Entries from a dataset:

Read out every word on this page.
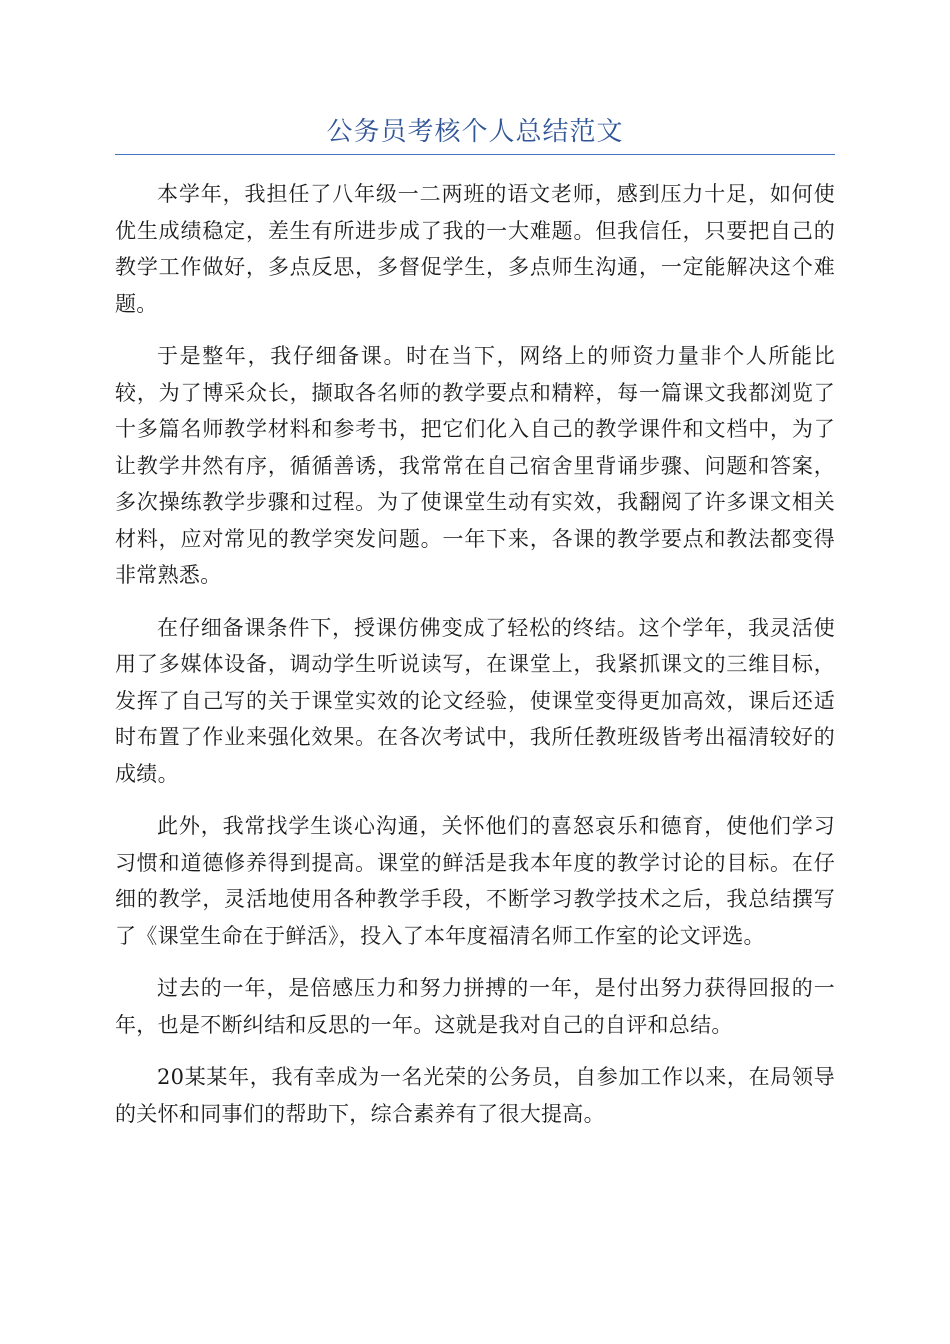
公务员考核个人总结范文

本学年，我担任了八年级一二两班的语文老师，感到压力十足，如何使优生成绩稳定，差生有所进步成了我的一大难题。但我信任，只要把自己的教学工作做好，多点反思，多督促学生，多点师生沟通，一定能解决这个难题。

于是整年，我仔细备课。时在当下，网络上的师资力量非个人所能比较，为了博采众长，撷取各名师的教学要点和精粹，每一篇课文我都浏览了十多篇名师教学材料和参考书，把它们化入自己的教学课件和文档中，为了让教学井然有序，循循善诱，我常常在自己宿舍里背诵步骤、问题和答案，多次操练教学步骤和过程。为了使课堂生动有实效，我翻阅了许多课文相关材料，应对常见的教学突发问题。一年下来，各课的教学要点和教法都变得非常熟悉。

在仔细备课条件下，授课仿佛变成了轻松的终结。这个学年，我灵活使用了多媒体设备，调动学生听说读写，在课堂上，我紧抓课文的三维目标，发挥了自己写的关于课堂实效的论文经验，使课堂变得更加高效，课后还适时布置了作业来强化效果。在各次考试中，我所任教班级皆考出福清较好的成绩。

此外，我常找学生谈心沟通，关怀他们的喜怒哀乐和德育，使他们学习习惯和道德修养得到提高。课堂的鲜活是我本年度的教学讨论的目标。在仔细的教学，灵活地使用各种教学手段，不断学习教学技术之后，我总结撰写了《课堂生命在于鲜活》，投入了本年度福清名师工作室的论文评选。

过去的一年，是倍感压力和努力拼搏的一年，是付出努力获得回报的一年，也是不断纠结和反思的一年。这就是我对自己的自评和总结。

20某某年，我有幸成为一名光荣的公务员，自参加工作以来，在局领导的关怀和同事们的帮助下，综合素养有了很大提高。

==

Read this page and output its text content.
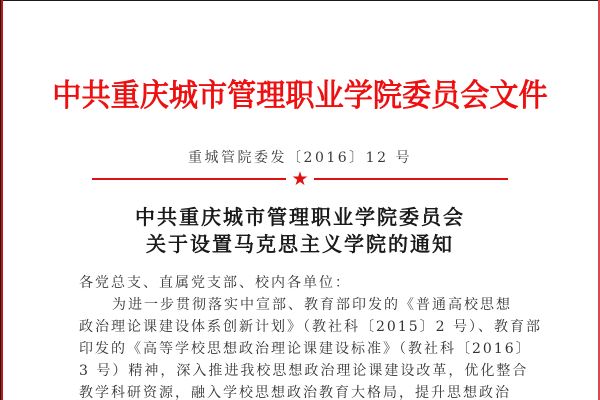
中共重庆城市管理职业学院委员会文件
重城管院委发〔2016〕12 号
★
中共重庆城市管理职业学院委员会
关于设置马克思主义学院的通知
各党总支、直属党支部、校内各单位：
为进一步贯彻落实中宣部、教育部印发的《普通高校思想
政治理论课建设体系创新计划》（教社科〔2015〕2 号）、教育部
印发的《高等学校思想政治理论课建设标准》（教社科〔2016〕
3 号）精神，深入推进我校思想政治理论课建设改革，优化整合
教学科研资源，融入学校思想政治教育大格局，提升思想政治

...

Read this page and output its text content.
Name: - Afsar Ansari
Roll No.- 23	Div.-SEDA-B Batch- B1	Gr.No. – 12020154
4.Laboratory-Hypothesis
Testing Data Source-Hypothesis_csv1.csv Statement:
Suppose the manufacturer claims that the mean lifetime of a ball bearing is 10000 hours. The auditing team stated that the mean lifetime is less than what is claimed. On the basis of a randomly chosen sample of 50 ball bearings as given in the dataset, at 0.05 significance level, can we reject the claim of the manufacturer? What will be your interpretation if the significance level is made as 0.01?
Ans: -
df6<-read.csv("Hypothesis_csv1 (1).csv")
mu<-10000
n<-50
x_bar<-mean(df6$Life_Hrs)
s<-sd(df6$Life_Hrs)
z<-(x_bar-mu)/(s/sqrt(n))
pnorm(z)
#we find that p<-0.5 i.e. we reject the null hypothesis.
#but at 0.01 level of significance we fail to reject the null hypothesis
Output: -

* **STATED PROBLEM**:
Copy each line in the data that holds the word "mean".

* **COMPLETE OUTPUT**:
Suppose the manufacturer claims that the mean lifetime of a ball bearing is 10000 hours. The auditing team stated that the mean lifetime is less than what is claimed. On the basis of a randomly chosen sample of 50 ball bearings as given in the dataset, at 0.05 significance level, can we reject the claim of the manufacturer? What will be your interpretation if the significance level is made as 0.01?
x_bar<-mean(df6$Life_Hrs)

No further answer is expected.